**WORK TO COMPLETE**. Work out how many lines in the data below include "Disease", then reply with that number only.

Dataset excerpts
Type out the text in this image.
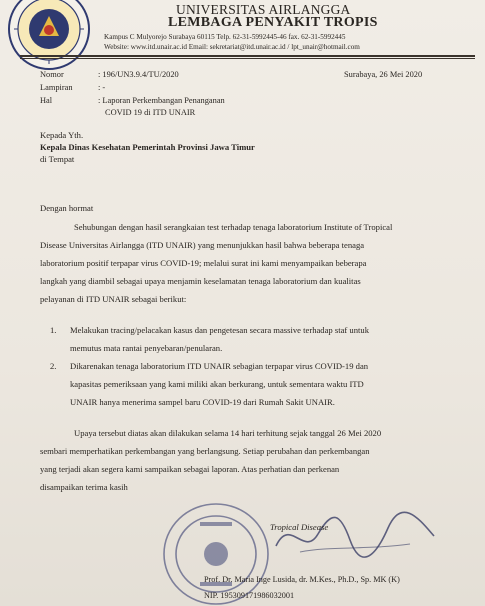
UNIVERSITAS AIRLANGGA
LEMBAGA PENYAKIT TROPIS
Kampus C Mulyorejo Surabaya 60115 Telp. 62-31-5992445-46 fax. 62-31-5992445
Website: www.itd.unair.ac.id Email: sekretariat@itd.unair.ac.id / lpt_unair@hotmail.com
Nomor	: 196/UN3.9.4/TU/2020
Lampiran	: -
Hal	: Laporan Perkembangan Penanganan
COVID 19 di ITD UNAIR
Surabaya, 26 Mei 2020
Kepada Yth.
Kepala Dinas Kesehatan Pemerintah Provinsi Jawa Timur
di Tempat
Dengan hormat
Sehubungan dengan hasil serangkaian test terhadap tenaga laboratorium Institute of Tropical
Disease Universitas Airlangga (ITD UNAIR) yang menunjukkan hasil bahwa beberapa tenaga
laboratorium positif terpapar virus COVID-19; melalui surat ini kami menyampaikan beberapa
langkah yang diambil sebagai upaya menjamin keselamatan tenaga laboratorium dan kualitas
pelayanan di ITD UNAIR sebagai berikut:
1. Melakukan tracing/pelacakan kasus dan pengetesan secara massive terhadap staf untuk
memutus mata rantai penyebaran/penularan.
2. Dikarenakan tenaga laboratorium ITD UNAIR sebagian terpapar virus COVID-19 dan
kapasitas pemeriksaan yang kami miliki akan berkurang, untuk sementara waktu ITD
UNAIR hanya menerima sampel baru COVID-19 dari Rumah Sakit UNAIR.
Upaya tersebut diatas akan dilakukan selama 14 hari terhitung sejak tanggal 26 Mei 2020
sembari memperhatikan perkembangan yang berlangsung. Setiap perubahan dan perkembangan
yang terjadi akan segera kami sampaikan sebagai laporan. Atas perhatian dan perkenan
disampaikan terima kasih
Tropical Disease
Prof. Dr. Maria Inge Lusida, dr. M.Kes., Ph.D., Sp. MK (K)
NIP. 195309171986032001
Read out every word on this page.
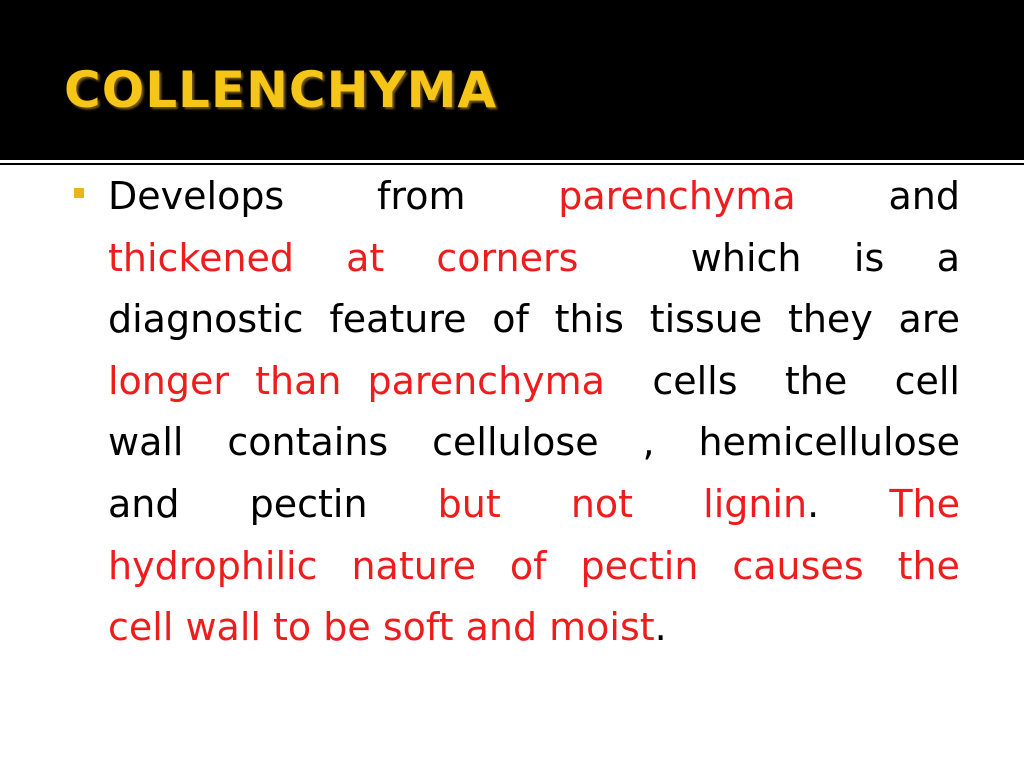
COLLENCHYMA
Develops from parenchyma and
thickened at corners	which is a
diagnostic feature of this tissue they are
longer than parenchyma cells the cell
wall contains cellulose , hemicellulose
and pectin but not lignin. The
hydrophilic nature of pectin causes the
cell wall to be soft and moist .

**TASK RESULT**. 2